_ENTRIES_.
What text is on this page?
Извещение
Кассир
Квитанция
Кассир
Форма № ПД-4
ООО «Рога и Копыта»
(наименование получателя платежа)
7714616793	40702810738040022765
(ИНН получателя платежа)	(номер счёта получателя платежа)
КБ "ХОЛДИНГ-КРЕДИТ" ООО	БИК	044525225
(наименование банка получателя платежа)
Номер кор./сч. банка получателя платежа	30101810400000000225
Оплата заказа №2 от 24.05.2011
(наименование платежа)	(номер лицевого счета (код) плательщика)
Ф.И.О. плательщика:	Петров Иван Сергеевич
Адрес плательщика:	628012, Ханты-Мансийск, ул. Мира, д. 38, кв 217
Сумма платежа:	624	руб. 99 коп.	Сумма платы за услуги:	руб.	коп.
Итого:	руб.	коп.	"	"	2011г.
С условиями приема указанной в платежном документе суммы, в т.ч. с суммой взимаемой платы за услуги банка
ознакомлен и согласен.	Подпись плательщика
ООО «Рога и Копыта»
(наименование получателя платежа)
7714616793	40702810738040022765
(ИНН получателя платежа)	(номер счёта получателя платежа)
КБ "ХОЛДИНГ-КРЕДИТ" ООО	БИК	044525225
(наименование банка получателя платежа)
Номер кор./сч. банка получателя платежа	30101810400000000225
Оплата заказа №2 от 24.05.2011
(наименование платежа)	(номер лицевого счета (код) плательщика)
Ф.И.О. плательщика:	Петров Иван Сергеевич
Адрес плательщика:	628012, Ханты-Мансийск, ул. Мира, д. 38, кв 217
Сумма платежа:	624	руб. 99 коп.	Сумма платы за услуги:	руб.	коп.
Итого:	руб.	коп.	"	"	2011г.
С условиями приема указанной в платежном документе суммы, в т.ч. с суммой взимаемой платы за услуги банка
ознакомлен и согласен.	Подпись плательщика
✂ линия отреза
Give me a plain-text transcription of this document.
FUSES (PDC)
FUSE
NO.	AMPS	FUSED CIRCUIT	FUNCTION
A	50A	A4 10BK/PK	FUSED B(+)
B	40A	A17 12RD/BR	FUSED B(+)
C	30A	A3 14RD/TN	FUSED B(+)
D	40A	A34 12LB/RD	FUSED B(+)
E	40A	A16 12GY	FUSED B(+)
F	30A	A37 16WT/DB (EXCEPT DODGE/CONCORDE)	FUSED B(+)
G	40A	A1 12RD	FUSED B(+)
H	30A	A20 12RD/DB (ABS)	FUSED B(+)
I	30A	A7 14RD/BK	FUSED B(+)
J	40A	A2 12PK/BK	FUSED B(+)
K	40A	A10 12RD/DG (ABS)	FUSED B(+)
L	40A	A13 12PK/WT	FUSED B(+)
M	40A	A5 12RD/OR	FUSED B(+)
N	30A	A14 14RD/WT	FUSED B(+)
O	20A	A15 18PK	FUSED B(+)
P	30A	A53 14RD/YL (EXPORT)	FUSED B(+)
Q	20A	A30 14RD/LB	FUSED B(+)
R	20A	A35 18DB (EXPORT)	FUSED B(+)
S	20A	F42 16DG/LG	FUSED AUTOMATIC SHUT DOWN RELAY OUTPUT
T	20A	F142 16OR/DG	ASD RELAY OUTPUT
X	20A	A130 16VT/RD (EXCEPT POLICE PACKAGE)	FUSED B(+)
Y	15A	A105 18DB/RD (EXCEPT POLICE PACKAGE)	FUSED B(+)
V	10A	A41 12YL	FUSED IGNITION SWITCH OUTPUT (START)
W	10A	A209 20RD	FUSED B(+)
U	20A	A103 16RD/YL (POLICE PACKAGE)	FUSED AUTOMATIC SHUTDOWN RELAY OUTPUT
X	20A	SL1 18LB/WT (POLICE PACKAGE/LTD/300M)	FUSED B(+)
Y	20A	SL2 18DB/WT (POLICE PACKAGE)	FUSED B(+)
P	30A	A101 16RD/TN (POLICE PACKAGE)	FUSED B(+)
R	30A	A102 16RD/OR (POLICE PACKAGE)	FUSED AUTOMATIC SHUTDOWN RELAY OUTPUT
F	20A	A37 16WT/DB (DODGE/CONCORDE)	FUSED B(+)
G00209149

_WHAT YOU HAVE TO DO_. The full set of records should be duplicated exactly.

_RESULT_.
What text is on this page?
Извещение
Кассир
Квитанция
Кассир
Форма № ПД-4
ООО «Рога и Копыта»
(наименование получателя платежа)
7714616793	40702810738040022765
(ИНН получателя платежа)	(номер счёта получателя платежа)
КБ "ХОЛДИНГ-КРЕДИТ" ООО	БИК	044525225
(наименование банка получателя платежа)
Номер кор./сч. банка получателя платежа	30101810400000000225
Оплата заказа №2 от 24.05.2011
(наименование платежа)	(номер лицевого счета (код) плательщика)
Ф.И.О. плательщика:	Петров Иван Сергеевич
Адрес плательщика:	628012, Ханты-Мансийск, ул. Мира, д. 38, кв 217
Сумма платежа:	624	руб. 99 коп.	Сумма платы за услуги:	руб.	коп.
Итого:	руб.	коп.	"	"	2011г.
С условиями приема указанной в платежном документе суммы, в т.ч. с суммой взимаемой платы за услуги банка
ознакомлен и согласен.	Подпись плательщика
ООО «Рога и Копыта»
(наименование получателя платежа)
7714616793	40702810738040022765
(ИНН получателя платежа)	(номер счёта получателя платежа)
КБ "ХОЛДИНГ-КРЕДИТ" ООО	БИК	044525225
(наименование банка получателя платежа)
Номер кор./сч. банка получателя платежа	30101810400000000225
Оплата заказа №2 от 24.05.2011
(наименование платежа)	(номер лицевого счета (код) плательщика)
Ф.И.О. плательщика:	Петров Иван Сергеевич
Адрес плательщика:	628012, Ханты-Мансийск, ул. Мира, д. 38, кв 217
Сумма платежа:	624	руб. 99 коп.	Сумма платы за услуги:	руб.	коп.
Итого:	руб.	коп.	"	"	2011г.
С условиями приема указанной в платежном документе суммы, в т.ч. с суммой взимаемой платы за услуги банка
ознакомлен и согласен.	Подпись плательщика
✂ линия отреза
Give me a plain-text transcription of this document.
FUSES (PDC)
FUSE
NO.	AMPS	FUSED CIRCUIT	FUNCTION
A	50A	A4 10BK/PK	FUSED B(+)
B	40A	A17 12RD/BR	FUSED B(+)
C	30A	A3 14RD/TN	FUSED B(+)
D	40A	A34 12LB/RD	FUSED B(+)
E	40A	A16 12GY	FUSED B(+)
F	30A	A37 16WT/DB (EXCEPT DODGE/CONCORDE)	FUSED B(+)
G	40A	A1 12RD	FUSED B(+)
H	30A	A20 12RD/DB (ABS)	FUSED B(+)
I	30A	A7 14RD/BK	FUSED B(+)
J	40A	A2 12PK/BK	FUSED B(+)
K	40A	A10 12RD/DG (ABS)	FUSED B(+)
L	40A	A13 12PK/WT	FUSED B(+)
M	40A	A5 12RD/OR	FUSED B(+)
N	30A	A14 14RD/WT	FUSED B(+)
O	20A	A15 18PK	FUSED B(+)
P	30A	A53 14RD/YL (EXPORT)	FUSED B(+)
Q	20A	A30 14RD/LB	FUSED B(+)
R	20A	A35 18DB (EXPORT)	FUSED B(+)
S	20A	F42 16DG/LG	FUSED AUTOMATIC SHUT DOWN RELAY OUTPUT
T	20A	F142 16OR/DG	ASD RELAY OUTPUT
X	20A	A130 16VT/RD (EXCEPT POLICE PACKAGE)	FUSED B(+)
Y	15A	A105 18DB/RD (EXCEPT POLICE PACKAGE)	FUSED B(+)
V	10A	A41 12YL	FUSED IGNITION SWITCH OUTPUT (START)
W	10A	A209 20RD	FUSED B(+)
U	20A	A103 16RD/YL (POLICE PACKAGE)	FUSED AUTOMATIC SHUTDOWN RELAY OUTPUT
X	20A	SL1 18LB/WT (POLICE PACKAGE/LTD/300M)	FUSED B(+)
Y	20A	SL2 18DB/WT (POLICE PACKAGE)	FUSED B(+)
P	30A	A101 16RD/TN (POLICE PACKAGE)	FUSED B(+)
R	30A	A102 16RD/OR (POLICE PACKAGE)	FUSED AUTOMATIC SHUTDOWN RELAY OUTPUT
F	20A	A37 16WT/DB (DODGE/CONCORDE)	FUSED B(+)
G00209149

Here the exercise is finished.